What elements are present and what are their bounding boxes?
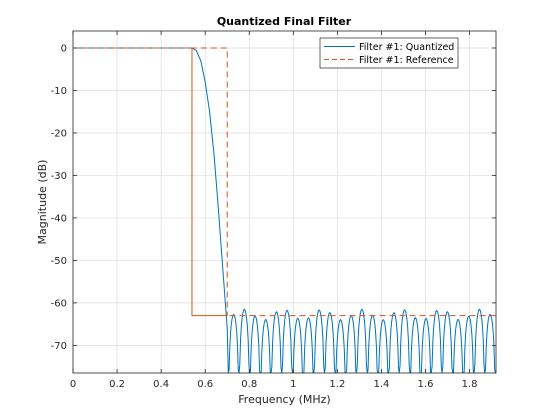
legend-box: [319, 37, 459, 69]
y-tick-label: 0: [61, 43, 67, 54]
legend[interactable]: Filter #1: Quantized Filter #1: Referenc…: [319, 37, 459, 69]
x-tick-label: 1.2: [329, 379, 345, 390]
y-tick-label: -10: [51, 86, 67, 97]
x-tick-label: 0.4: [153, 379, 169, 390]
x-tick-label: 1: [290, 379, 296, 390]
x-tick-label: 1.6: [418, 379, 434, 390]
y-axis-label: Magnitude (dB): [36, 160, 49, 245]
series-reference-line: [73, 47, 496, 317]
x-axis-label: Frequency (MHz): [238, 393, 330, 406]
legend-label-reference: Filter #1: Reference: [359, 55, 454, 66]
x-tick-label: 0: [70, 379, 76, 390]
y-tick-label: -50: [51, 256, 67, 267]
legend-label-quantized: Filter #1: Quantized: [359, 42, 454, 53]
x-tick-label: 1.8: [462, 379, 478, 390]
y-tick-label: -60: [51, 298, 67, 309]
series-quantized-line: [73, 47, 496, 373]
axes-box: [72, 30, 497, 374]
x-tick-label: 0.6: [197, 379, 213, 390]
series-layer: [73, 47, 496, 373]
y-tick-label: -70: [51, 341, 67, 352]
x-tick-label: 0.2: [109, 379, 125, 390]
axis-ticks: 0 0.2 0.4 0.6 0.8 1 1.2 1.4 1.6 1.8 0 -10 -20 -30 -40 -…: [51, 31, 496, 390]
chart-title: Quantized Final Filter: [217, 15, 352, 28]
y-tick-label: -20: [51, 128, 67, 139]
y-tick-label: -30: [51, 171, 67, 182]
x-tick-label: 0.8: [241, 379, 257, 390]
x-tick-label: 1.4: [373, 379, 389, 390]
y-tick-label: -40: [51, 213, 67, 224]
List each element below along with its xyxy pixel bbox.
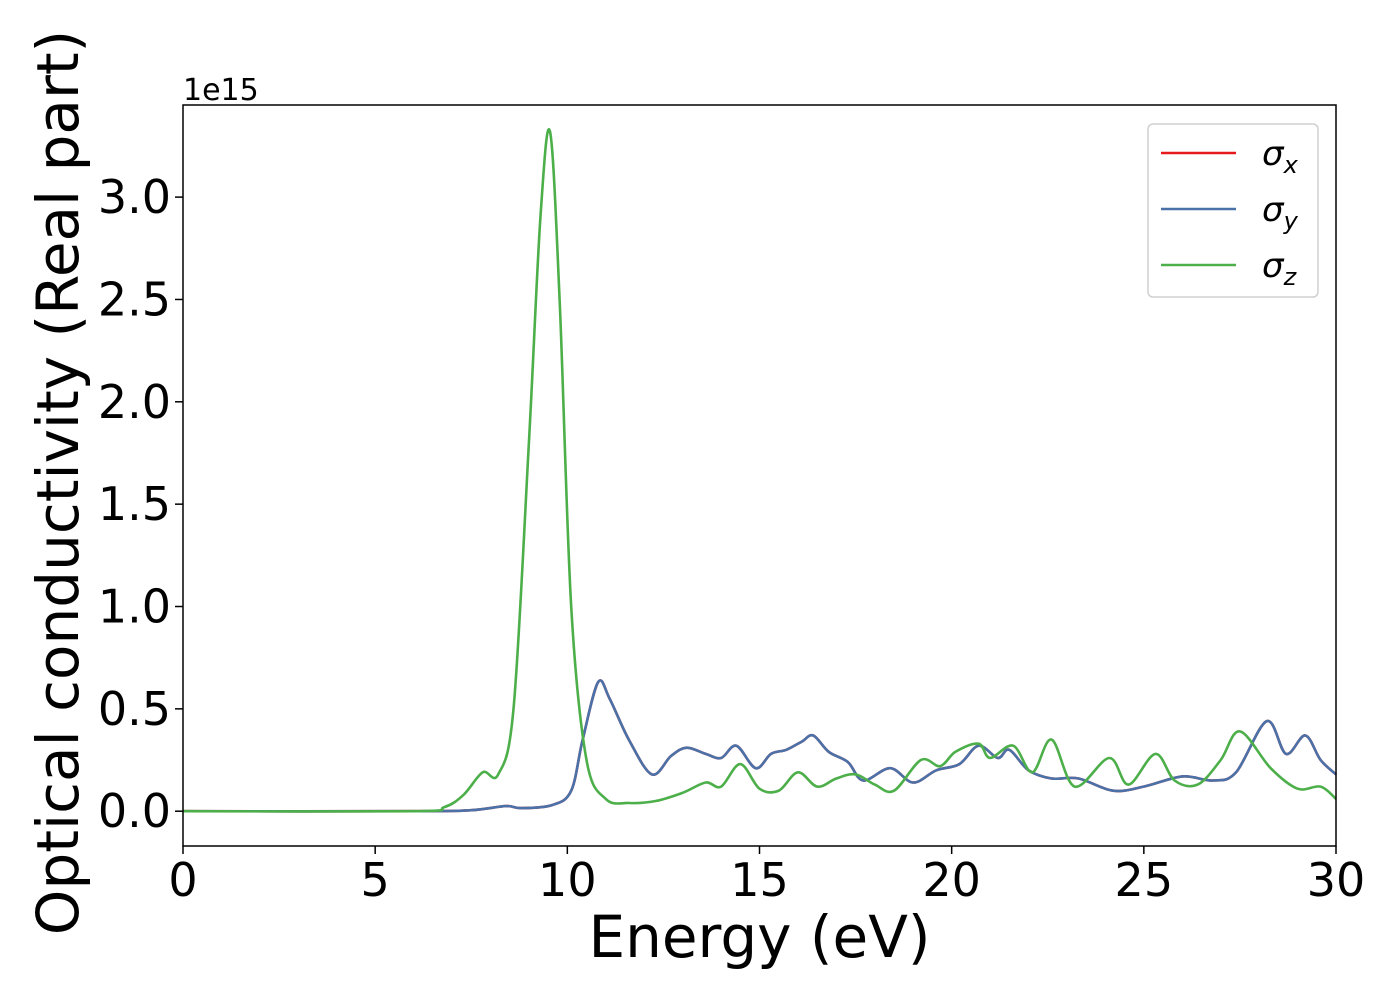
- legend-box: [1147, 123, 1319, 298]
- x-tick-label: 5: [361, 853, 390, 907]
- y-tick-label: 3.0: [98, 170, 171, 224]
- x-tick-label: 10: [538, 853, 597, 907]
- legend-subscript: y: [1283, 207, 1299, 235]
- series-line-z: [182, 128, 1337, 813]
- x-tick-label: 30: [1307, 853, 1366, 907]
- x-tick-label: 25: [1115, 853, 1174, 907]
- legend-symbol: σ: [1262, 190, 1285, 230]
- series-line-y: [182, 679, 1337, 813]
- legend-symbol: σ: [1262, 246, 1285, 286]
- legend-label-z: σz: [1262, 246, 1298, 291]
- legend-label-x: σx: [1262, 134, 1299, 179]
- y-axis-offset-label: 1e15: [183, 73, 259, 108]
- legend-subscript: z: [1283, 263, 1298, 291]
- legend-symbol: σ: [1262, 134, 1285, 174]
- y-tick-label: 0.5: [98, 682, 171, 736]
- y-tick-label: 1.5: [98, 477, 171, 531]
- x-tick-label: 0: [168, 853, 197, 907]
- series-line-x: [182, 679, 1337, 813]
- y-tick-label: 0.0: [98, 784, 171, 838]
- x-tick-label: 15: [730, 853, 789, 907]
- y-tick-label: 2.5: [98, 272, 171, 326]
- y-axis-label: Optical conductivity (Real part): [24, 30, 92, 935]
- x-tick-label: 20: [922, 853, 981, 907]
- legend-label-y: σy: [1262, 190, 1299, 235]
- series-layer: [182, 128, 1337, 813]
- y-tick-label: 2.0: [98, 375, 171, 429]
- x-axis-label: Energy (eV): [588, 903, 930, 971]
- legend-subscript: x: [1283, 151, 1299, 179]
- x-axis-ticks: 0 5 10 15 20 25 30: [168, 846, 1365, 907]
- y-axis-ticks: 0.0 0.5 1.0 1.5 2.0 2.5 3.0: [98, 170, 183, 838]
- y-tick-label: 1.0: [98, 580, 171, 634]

▶ **Exercise goal**
Locate each line above that contains the string "reference" and copy every such line in full.

▶ **The response**
series-reference-line: [73, 47, 496, 317]
legend-label-reference: Filter #1: Reference: [359, 55, 454, 66]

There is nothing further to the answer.